[About this exercise]:
How many lines of the data hold the word "image"? State the number and nothing else.

[Data for processing]:

##########

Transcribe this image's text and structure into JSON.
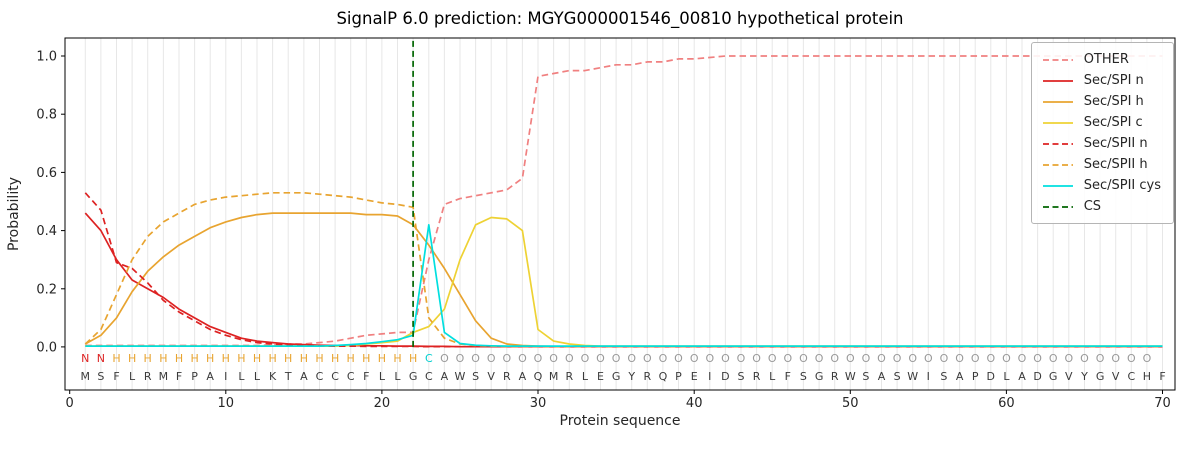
{
  "title": "SignalP 6.0 prediction: MGYG000001546_00810 hypothetical protein",
  "chart_data": {
    "type": "line",
    "xlabel": "Protein sequence",
    "ylabel": "Probability",
    "xlim": [
      -0.3,
      70.8
    ],
    "ylim": [
      -0.148,
      1.062
    ],
    "grid": "vertical-per-residue",
    "legend_position": "upper right",
    "xticks": [
      {
        "v": 0,
        "label": "0"
      },
      {
        "v": 10,
        "label": "10"
      },
      {
        "v": 20,
        "label": "20"
      },
      {
        "v": 30,
        "label": "30"
      },
      {
        "v": 40,
        "label": "40"
      },
      {
        "v": 50,
        "label": "50"
      },
      {
        "v": 60,
        "label": "60"
      },
      {
        "v": 70,
        "label": "70"
      }
    ],
    "yticks": [
      {
        "v": 0.0,
        "label": "0.0"
      },
      {
        "v": 0.2,
        "label": "0.2"
      },
      {
        "v": 0.4,
        "label": "0.4"
      },
      {
        "v": 0.6,
        "label": "0.6"
      },
      {
        "v": 0.8,
        "label": "0.8"
      },
      {
        "v": 1.0,
        "label": "1.0"
      }
    ],
    "x": [
      1,
      2,
      3,
      4,
      5,
      6,
      7,
      8,
      9,
      10,
      11,
      12,
      13,
      14,
      15,
      16,
      17,
      18,
      19,
      20,
      21,
      22,
      23,
      24,
      25,
      26,
      27,
      28,
      29,
      30,
      31,
      32,
      33,
      34,
      35,
      36,
      37,
      38,
      39,
      40,
      41,
      42,
      43,
      44,
      45,
      46,
      47,
      48,
      49,
      50,
      51,
      52,
      53,
      54,
      55,
      56,
      57,
      58,
      59,
      60,
      61,
      62,
      63,
      64,
      65,
      66,
      67,
      68,
      69,
      70
    ],
    "series": [
      {
        "name": "OTHER",
        "color": "#f08080",
        "dash": true,
        "values": [
          0.005,
          0.005,
          0.005,
          0.005,
          0.005,
          0.005,
          0.005,
          0.005,
          0.005,
          0.005,
          0.005,
          0.005,
          0.007,
          0.01,
          0.01,
          0.015,
          0.02,
          0.03,
          0.04,
          0.045,
          0.05,
          0.05,
          0.3,
          0.49,
          0.51,
          0.52,
          0.53,
          0.54,
          0.58,
          0.93,
          0.94,
          0.95,
          0.95,
          0.96,
          0.97,
          0.97,
          0.98,
          0.98,
          0.99,
          0.99,
          0.995,
          1.0,
          1.0,
          1.0,
          1.0,
          1.0,
          1.0,
          1.0,
          1.0,
          1.0,
          1.0,
          1.0,
          1.0,
          1.0,
          1.0,
          1.0,
          1.0,
          1.0,
          1.0,
          1.0,
          1.0,
          1.0,
          1.0,
          1.0,
          1.0,
          1.0,
          1.0,
          1.0,
          1.0,
          1.0
        ]
      },
      {
        "name": "Sec/SPI n",
        "color": "#dd2222",
        "dash": false,
        "values": [
          0.46,
          0.4,
          0.3,
          0.23,
          0.2,
          0.17,
          0.13,
          0.1,
          0.07,
          0.05,
          0.03,
          0.02,
          0.015,
          0.01,
          0.008,
          0.006,
          0.005,
          0.005,
          0.004,
          0.004,
          0.003,
          0.003,
          0.002,
          0.002,
          0.001,
          0.001,
          0.001,
          0.001,
          0.001,
          0.001,
          0.001,
          0.001,
          0.001,
          0.001,
          0.001,
          0.001,
          0.001,
          0.001,
          0.001,
          0.001,
          0.001,
          0.001,
          0.001,
          0.001,
          0.001,
          0.001,
          0.001,
          0.001,
          0.001,
          0.001,
          0.001,
          0.001,
          0.001,
          0.001,
          0.001,
          0.001,
          0.001,
          0.001,
          0.001,
          0.001,
          0.001,
          0.001,
          0.001,
          0.001,
          0.001,
          0.001,
          0.001,
          0.001,
          0.001,
          0.001
        ]
      },
      {
        "name": "Sec/SPI h",
        "color": "#e8a430",
        "dash": false,
        "values": [
          0.01,
          0.04,
          0.1,
          0.19,
          0.26,
          0.31,
          0.35,
          0.38,
          0.41,
          0.43,
          0.445,
          0.455,
          0.46,
          0.46,
          0.46,
          0.46,
          0.46,
          0.46,
          0.455,
          0.455,
          0.45,
          0.42,
          0.35,
          0.27,
          0.18,
          0.09,
          0.03,
          0.01,
          0.005,
          0.003,
          0.002,
          0.002,
          0.002,
          0.002,
          0.002,
          0.002,
          0.002,
          0.002,
          0.002,
          0.002,
          0.002,
          0.002,
          0.002,
          0.002,
          0.002,
          0.002,
          0.002,
          0.002,
          0.002,
          0.002,
          0.002,
          0.002,
          0.002,
          0.002,
          0.002,
          0.002,
          0.002,
          0.002,
          0.002,
          0.002,
          0.002,
          0.002,
          0.002,
          0.002,
          0.002,
          0.002,
          0.002,
          0.002,
          0.002,
          0.002
        ]
      },
      {
        "name": "Sec/SPI c",
        "color": "#eed234",
        "dash": false,
        "values": [
          0.003,
          0.003,
          0.003,
          0.003,
          0.003,
          0.003,
          0.003,
          0.003,
          0.003,
          0.003,
          0.003,
          0.003,
          0.003,
          0.003,
          0.003,
          0.003,
          0.003,
          0.005,
          0.01,
          0.015,
          0.02,
          0.05,
          0.07,
          0.13,
          0.3,
          0.42,
          0.445,
          0.44,
          0.4,
          0.06,
          0.02,
          0.01,
          0.005,
          0.003,
          0.003,
          0.003,
          0.003,
          0.003,
          0.003,
          0.003,
          0.003,
          0.003,
          0.003,
          0.003,
          0.003,
          0.003,
          0.003,
          0.003,
          0.003,
          0.003,
          0.003,
          0.003,
          0.003,
          0.003,
          0.003,
          0.003,
          0.003,
          0.003,
          0.003,
          0.003,
          0.003,
          0.003,
          0.003,
          0.003,
          0.003,
          0.003,
          0.003,
          0.003,
          0.003,
          0.003
        ]
      },
      {
        "name": "Sec/SPII n",
        "color": "#dd2222",
        "dash": true,
        "values": [
          0.53,
          0.47,
          0.29,
          0.27,
          0.22,
          0.16,
          0.12,
          0.09,
          0.06,
          0.04,
          0.025,
          0.015,
          0.01,
          0.007,
          0.005,
          0.004,
          0.003,
          0.003,
          0.002,
          0.002,
          0.002,
          0.002,
          0.001,
          0.001,
          0.001,
          0.001,
          0.001,
          0.001,
          0.001,
          0.001,
          0.001,
          0.001,
          0.001,
          0.001,
          0.001,
          0.001,
          0.001,
          0.001,
          0.001,
          0.001,
          0.001,
          0.001,
          0.001,
          0.001,
          0.001,
          0.001,
          0.001,
          0.001,
          0.001,
          0.001,
          0.001,
          0.001,
          0.001,
          0.001,
          0.001,
          0.001,
          0.001,
          0.001,
          0.001,
          0.001,
          0.001,
          0.001,
          0.001,
          0.001,
          0.001,
          0.001,
          0.001,
          0.001,
          0.001,
          0.001
        ]
      },
      {
        "name": "Sec/SPII h",
        "color": "#e8a430",
        "dash": true,
        "values": [
          0.01,
          0.06,
          0.18,
          0.3,
          0.38,
          0.43,
          0.46,
          0.49,
          0.505,
          0.515,
          0.52,
          0.525,
          0.53,
          0.53,
          0.53,
          0.525,
          0.52,
          0.515,
          0.505,
          0.495,
          0.49,
          0.48,
          0.1,
          0.03,
          0.01,
          0.005,
          0.003,
          0.002,
          0.002,
          0.002,
          0.002,
          0.002,
          0.002,
          0.002,
          0.002,
          0.002,
          0.002,
          0.002,
          0.002,
          0.002,
          0.002,
          0.002,
          0.002,
          0.002,
          0.002,
          0.002,
          0.002,
          0.002,
          0.002,
          0.002,
          0.002,
          0.002,
          0.002,
          0.002,
          0.002,
          0.002,
          0.002,
          0.002,
          0.002,
          0.002,
          0.002,
          0.002,
          0.002,
          0.002,
          0.002,
          0.002,
          0.002,
          0.002,
          0.002,
          0.002
        ]
      },
      {
        "name": "Sec/SPII cys",
        "color": "#00dfdf",
        "dash": false,
        "values": [
          0.003,
          0.003,
          0.003,
          0.003,
          0.003,
          0.003,
          0.003,
          0.003,
          0.003,
          0.003,
          0.003,
          0.003,
          0.003,
          0.003,
          0.003,
          0.003,
          0.005,
          0.008,
          0.012,
          0.018,
          0.025,
          0.04,
          0.42,
          0.05,
          0.012,
          0.006,
          0.004,
          0.003,
          0.003,
          0.003,
          0.003,
          0.003,
          0.003,
          0.003,
          0.003,
          0.003,
          0.003,
          0.003,
          0.003,
          0.003,
          0.003,
          0.003,
          0.003,
          0.003,
          0.003,
          0.003,
          0.003,
          0.003,
          0.003,
          0.003,
          0.003,
          0.003,
          0.003,
          0.003,
          0.003,
          0.003,
          0.003,
          0.003,
          0.003,
          0.003,
          0.003,
          0.003,
          0.003,
          0.003,
          0.003,
          0.003,
          0.003,
          0.003,
          0.003,
          0.003
        ]
      }
    ],
    "cs": {
      "name": "CS",
      "x": 22,
      "color": "#006400",
      "dash": true
    },
    "sequence": "MSFLRMFPAILLKTACCCFLLGCAWSVRAQMRLEGYRQPEIDSRLFSGRWSASWISAPDLADGVYGVCHF",
    "region_labels": "NNHHHHHHHHHHHHHHHHHHHHCOOOOOOOOOOOOOOOOOOOOOOOOOOOOOOOOOOOOOOOOOOOOOO",
    "label_colors": {
      "N": "#dd2222",
      "H": "#e8a430",
      "C": "#00cfcf",
      "O": "#999999"
    },
    "colors": {
      "grid": "#e7e7e7",
      "sequence": "#3a3a3a",
      "frame": "#000000",
      "tick_text": "#262626"
    }
  }
}
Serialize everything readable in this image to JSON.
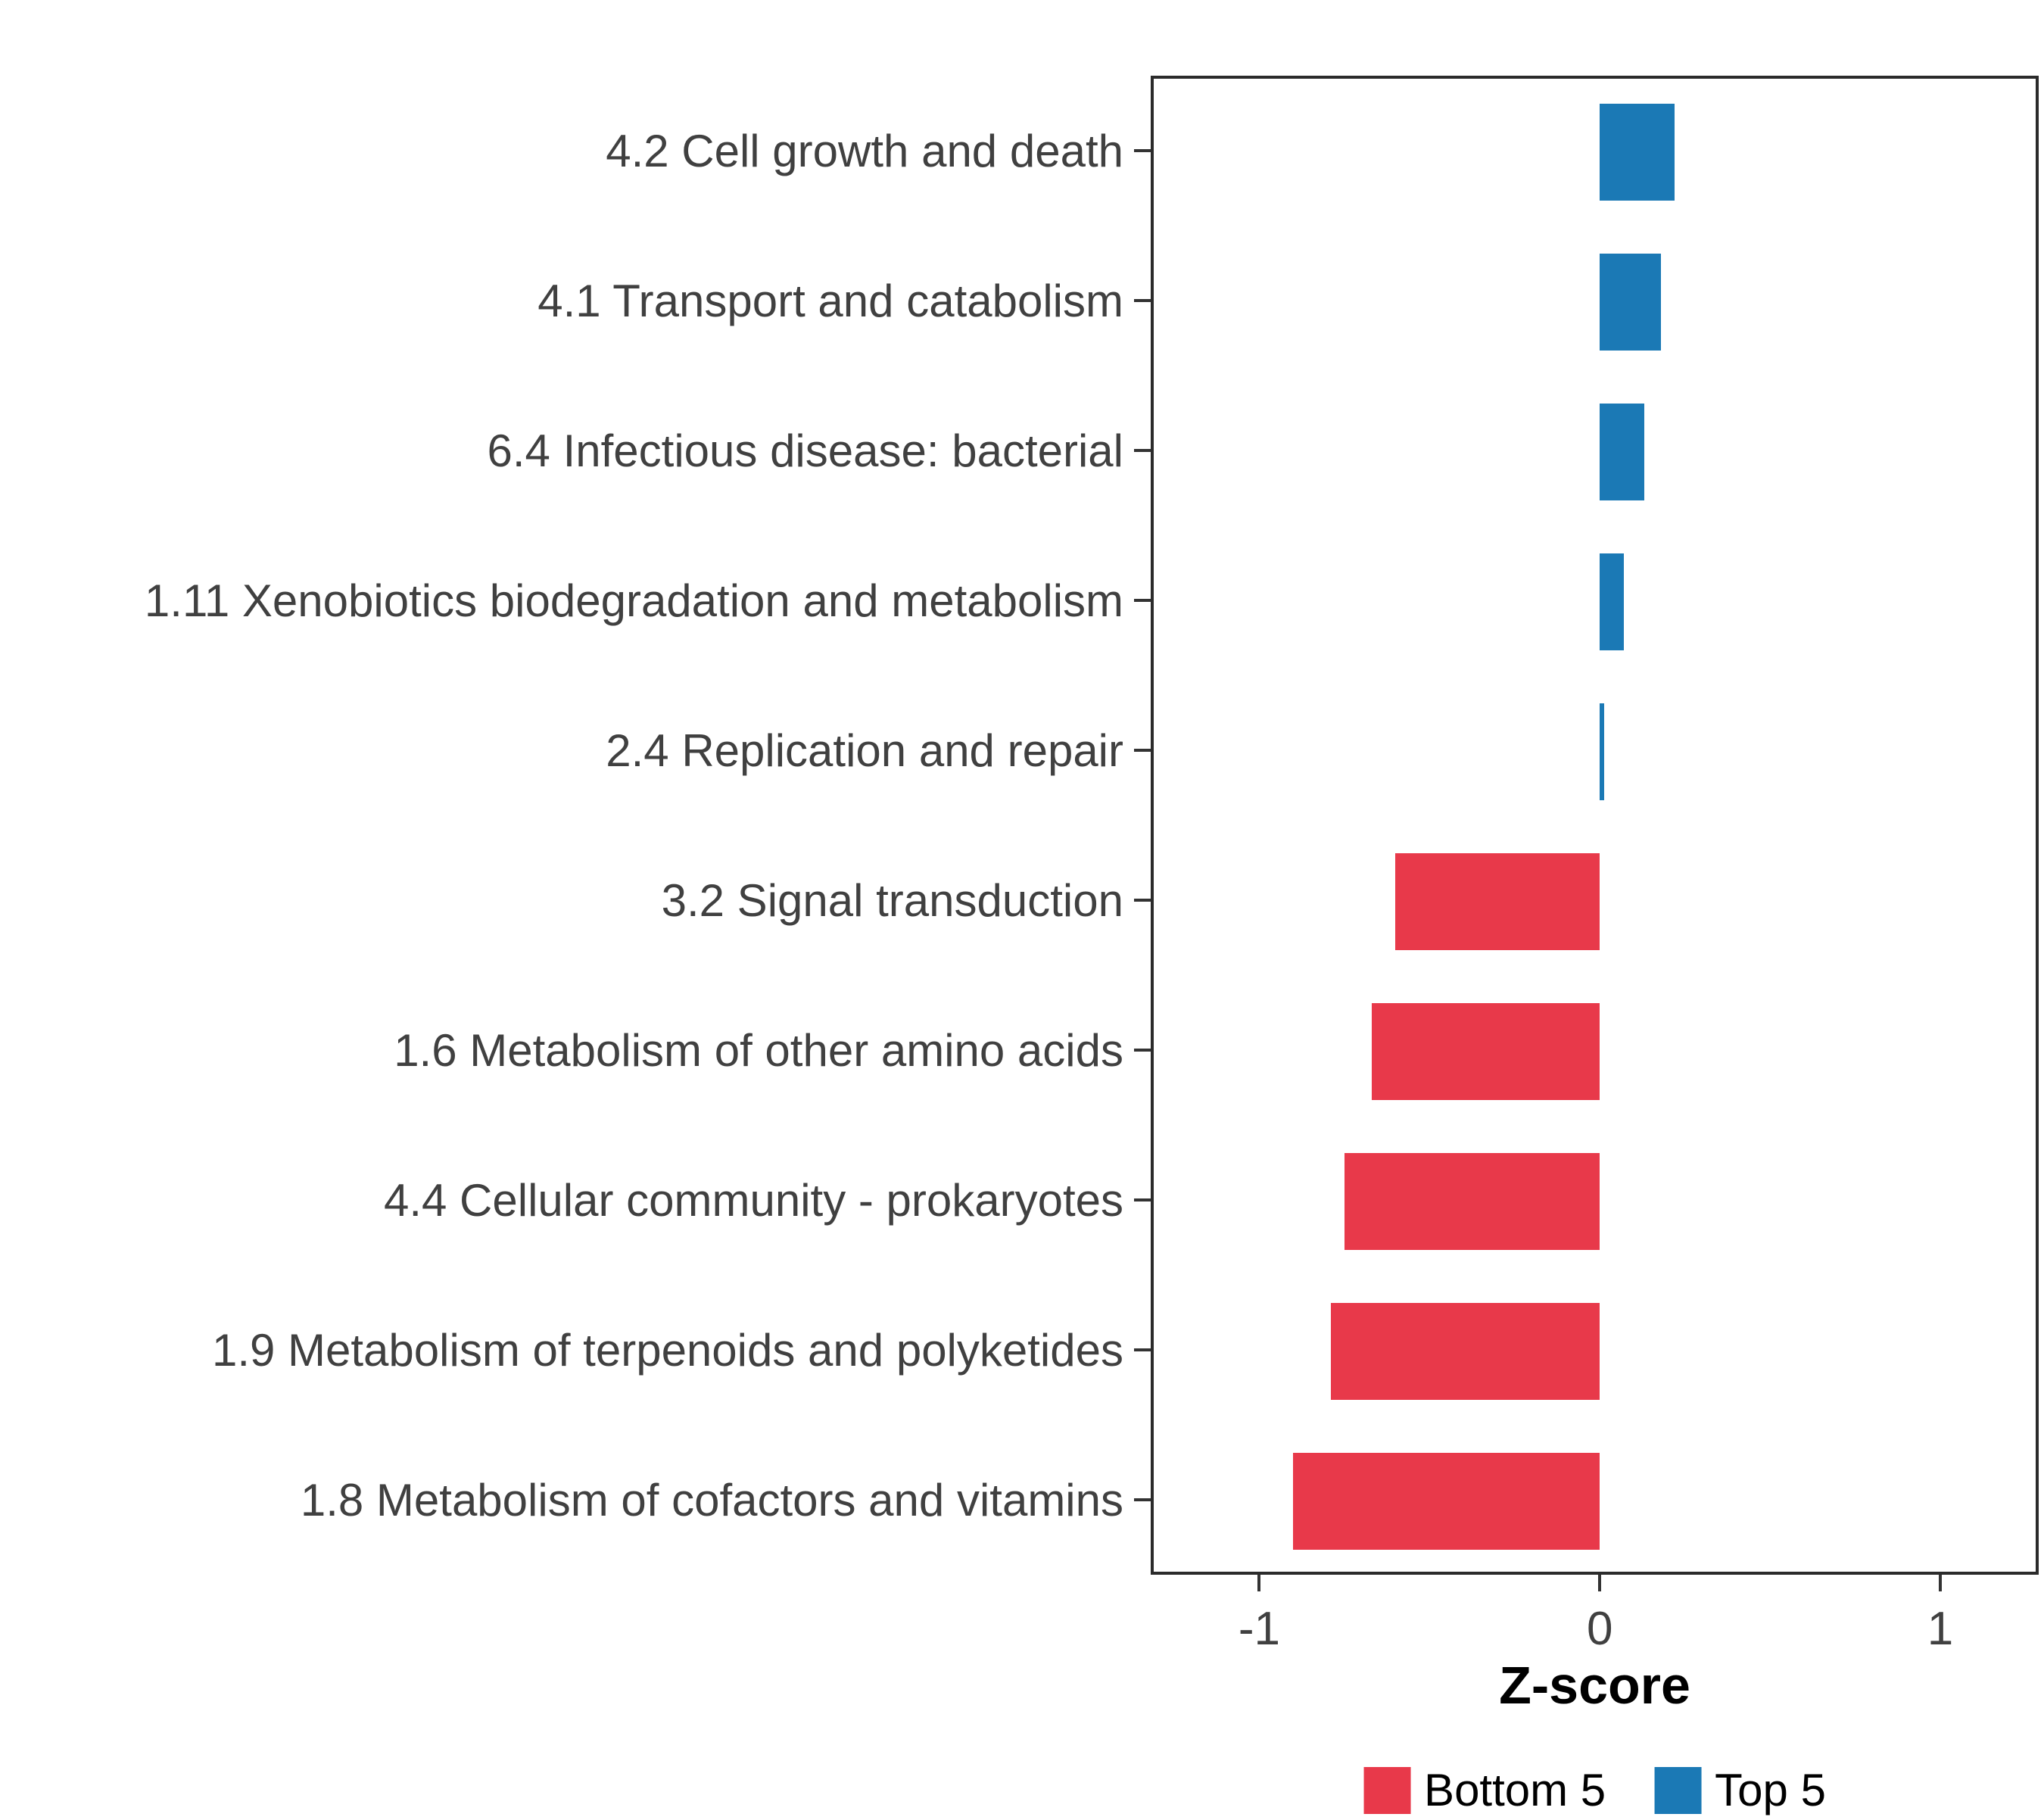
{
  "chart_data": {
    "type": "bar",
    "orientation": "horizontal",
    "title": "",
    "xlabel": "Z-score",
    "ylabel": "",
    "xlim": [
      -1.31,
      1.28
    ],
    "xticks": [
      -1,
      0,
      1
    ],
    "xtick_labels": [
      "-1",
      "0",
      "1"
    ],
    "grid": false,
    "legend_position": "bottom",
    "categories": [
      "4.2 Cell growth and death",
      "4.1 Transport and catabolism",
      "6.4 Infectious disease: bacterial",
      "1.11 Xenobiotics biodegradation and metabolism",
      "2.4 Replication and repair",
      "3.2 Signal transduction",
      "1.6 Metabolism of other amino acids",
      "4.4 Cellular community - prokaryotes",
      "1.9 Metabolism of terpenoids and polyketides",
      "1.8 Metabolism of cofactors and vitamins"
    ],
    "values": [
      0.22,
      0.18,
      0.13,
      0.07,
      0.012,
      -0.6,
      -0.67,
      -0.75,
      -0.79,
      -0.9
    ],
    "groups": [
      "Top 5",
      "Top 5",
      "Top 5",
      "Top 5",
      "Top 5",
      "Bottom 5",
      "Bottom 5",
      "Bottom 5",
      "Bottom 5",
      "Bottom 5"
    ],
    "group_colors": {
      "Top 5": "#1B79B5",
      "Bottom 5": "#E8394A"
    },
    "legend": [
      {
        "label": "Bottom 5",
        "color": "#E8394A"
      },
      {
        "label": "Top 5",
        "color": "#1B79B5"
      }
    ]
  }
}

##########

[Problem solution]:
2